_Input material_:
* START *

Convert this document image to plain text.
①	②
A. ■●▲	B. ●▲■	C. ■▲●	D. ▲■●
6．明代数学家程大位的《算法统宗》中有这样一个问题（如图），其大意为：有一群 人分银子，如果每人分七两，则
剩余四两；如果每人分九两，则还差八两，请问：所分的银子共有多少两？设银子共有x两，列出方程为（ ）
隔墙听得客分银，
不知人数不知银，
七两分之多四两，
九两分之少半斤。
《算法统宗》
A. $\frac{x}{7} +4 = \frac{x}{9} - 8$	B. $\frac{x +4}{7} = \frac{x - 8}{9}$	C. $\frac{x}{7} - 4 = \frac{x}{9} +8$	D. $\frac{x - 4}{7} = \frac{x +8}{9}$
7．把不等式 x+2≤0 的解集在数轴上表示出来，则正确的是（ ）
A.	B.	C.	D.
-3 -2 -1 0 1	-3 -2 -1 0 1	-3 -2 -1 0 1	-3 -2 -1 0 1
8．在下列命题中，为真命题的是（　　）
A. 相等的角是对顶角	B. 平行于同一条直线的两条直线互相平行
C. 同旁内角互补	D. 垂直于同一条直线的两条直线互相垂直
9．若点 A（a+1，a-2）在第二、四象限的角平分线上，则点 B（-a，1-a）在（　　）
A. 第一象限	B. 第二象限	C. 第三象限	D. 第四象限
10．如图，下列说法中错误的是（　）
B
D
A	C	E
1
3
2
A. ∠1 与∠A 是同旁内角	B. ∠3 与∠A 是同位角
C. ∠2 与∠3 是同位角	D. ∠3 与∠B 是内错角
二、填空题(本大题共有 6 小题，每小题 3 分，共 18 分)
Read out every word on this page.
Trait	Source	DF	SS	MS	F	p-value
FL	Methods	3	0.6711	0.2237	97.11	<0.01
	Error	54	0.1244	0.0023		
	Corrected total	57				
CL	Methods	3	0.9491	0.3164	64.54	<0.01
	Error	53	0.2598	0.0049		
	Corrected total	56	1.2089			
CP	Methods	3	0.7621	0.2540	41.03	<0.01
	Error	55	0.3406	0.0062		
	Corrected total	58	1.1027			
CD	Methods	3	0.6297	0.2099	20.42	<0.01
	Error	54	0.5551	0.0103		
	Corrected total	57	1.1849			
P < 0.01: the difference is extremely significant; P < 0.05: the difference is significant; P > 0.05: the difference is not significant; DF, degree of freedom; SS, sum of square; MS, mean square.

* END *

_To do_:
Retype exactly the lines from the one containing "Read out every word on this page." through the last line of the records above, including both.

_Expected answer_:
Read out every word on this page.
Trait	Source	DF	SS	MS	F	p-value
FL	Methods	3	0.6711	0.2237	97.11	<0.01
	Error	54	0.1244	0.0023		
	Corrected total	57				
CL	Methods	3	0.9491	0.3164	64.54	<0.01
	Error	53	0.2598	0.0049		
	Corrected total	56	1.2089			
CP	Methods	3	0.7621	0.2540	41.03	<0.01
	Error	55	0.3406	0.0062		
	Corrected total	58	1.1027			
CD	Methods	3	0.6297	0.2099	20.42	<0.01
	Error	54	0.5551	0.0103		
	Corrected total	57	1.1849			
P < 0.01: the difference is extremely significant; P < 0.05: the difference is significant; P > 0.05: the difference is not significant; DF, degree of freedom; SS, sum of square; MS, mean square.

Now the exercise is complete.